___ Extracted records ___

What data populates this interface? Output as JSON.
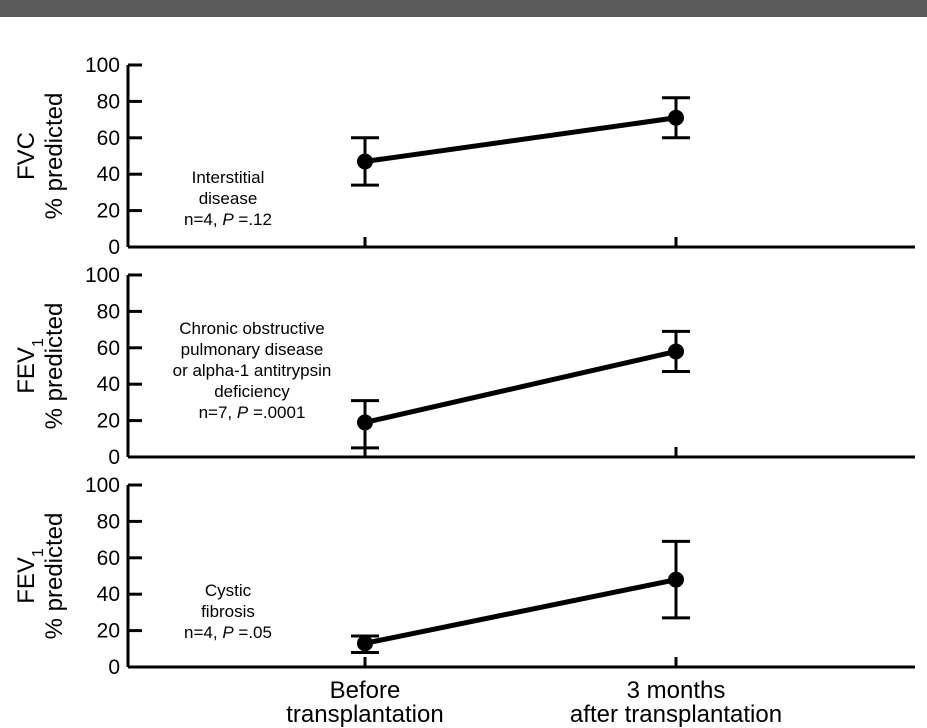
{
  "colors": {
    "ink": "#000000",
    "rule": "#5a5a5a",
    "background": "#ffffff"
  },
  "chart_data": [
    {
      "type": "line",
      "ylabel": [
        "FVC",
        "% predicted"
      ],
      "ylim": [
        0,
        100
      ],
      "yticks": [
        "0",
        "20",
        "40",
        "60",
        "80",
        "100"
      ],
      "x": [
        "Before transplantation",
        "3 months after transplantation"
      ],
      "values": [
        47,
        71
      ],
      "error_low": [
        34,
        60
      ],
      "error_high": [
        60,
        82
      ],
      "annotation": [
        "Interstitial",
        "disease",
        "n=4, P =.12"
      ]
    },
    {
      "type": "line",
      "ylabel": [
        "FEV1",
        "% predicted"
      ],
      "ylim": [
        0,
        100
      ],
      "yticks": [
        "0",
        "20",
        "40",
        "60",
        "80",
        "100"
      ],
      "x": [
        "Before transplantation",
        "3 months after transplantation"
      ],
      "values": [
        19,
        58
      ],
      "error_low": [
        5,
        47
      ],
      "error_high": [
        31,
        69
      ],
      "annotation": [
        "Chronic obstructive",
        "pulmonary disease",
        "or alpha-1 antitrypsin",
        "deficiency",
        "n=7, P =.0001"
      ]
    },
    {
      "type": "line",
      "ylabel": [
        "FEV1",
        "% predicted"
      ],
      "ylim": [
        0,
        100
      ],
      "yticks": [
        "0",
        "20",
        "40",
        "60",
        "80",
        "100"
      ],
      "x": [
        "Before transplantation",
        "3 months after transplantation"
      ],
      "values": [
        13,
        48
      ],
      "error_low": [
        8,
        27
      ],
      "error_high": [
        17,
        69
      ],
      "annotation": [
        "Cystic",
        "fibrosis",
        "n=4, P =.05"
      ]
    }
  ],
  "x_axis_labels": [
    [
      "Before",
      "transplantation"
    ],
    [
      "3 months",
      "after transplantation"
    ]
  ]
}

___

▸ **Stated goal**:
Every line is to be duplicated exactly, though pictures stay out.

▸ **Response to this exercise**:
What data populates this interface? Output as JSON.
{
  "colors": {
    "ink": "#000000",
    "rule": "#5a5a5a",
    "background": "#ffffff"
  },
  "chart_data": [
    {
      "type": "line",
      "ylabel": [
        "FVC",
        "% predicted"
      ],
      "ylim": [
        0,
        100
      ],
      "yticks": [
        "0",
        "20",
        "40",
        "60",
        "80",
        "100"
      ],
      "x": [
        "Before transplantation",
        "3 months after transplantation"
      ],
      "values": [
        47,
        71
      ],
      "error_low": [
        34,
        60
      ],
      "error_high": [
        60,
        82
      ],
      "annotation": [
        "Interstitial",
        "disease",
        "n=4, P =.12"
      ]
    },
    {
      "type": "line",
      "ylabel": [
        "FEV1",
        "% predicted"
      ],
      "ylim": [
        0,
        100
      ],
      "yticks": [
        "0",
        "20",
        "40",
        "60",
        "80",
        "100"
      ],
      "x": [
        "Before transplantation",
        "3 months after transplantation"
      ],
      "values": [
        19,
        58
      ],
      "error_low": [
        5,
        47
      ],
      "error_high": [
        31,
        69
      ],
      "annotation": [
        "Chronic obstructive",
        "pulmonary disease",
        "or alpha-1 antitrypsin",
        "deficiency",
        "n=7, P =.0001"
      ]
    },
    {
      "type": "line",
      "ylabel": [
        "FEV1",
        "% predicted"
      ],
      "ylim": [
        0,
        100
      ],
      "yticks": [
        "0",
        "20",
        "40",
        "60",
        "80",
        "100"
      ],
      "x": [
        "Before transplantation",
        "3 months after transplantation"
      ],
      "values": [
        13,
        48
      ],
      "error_low": [
        8,
        27
      ],
      "error_high": [
        17,
        69
      ],
      "annotation": [
        "Cystic",
        "fibrosis",
        "n=4, P =.05"
      ]
    }
  ],
  "x_axis_labels": [
    [
      "Before",
      "transplantation"
    ],
    [
      "3 months",
      "after transplantation"
    ]
  ]
}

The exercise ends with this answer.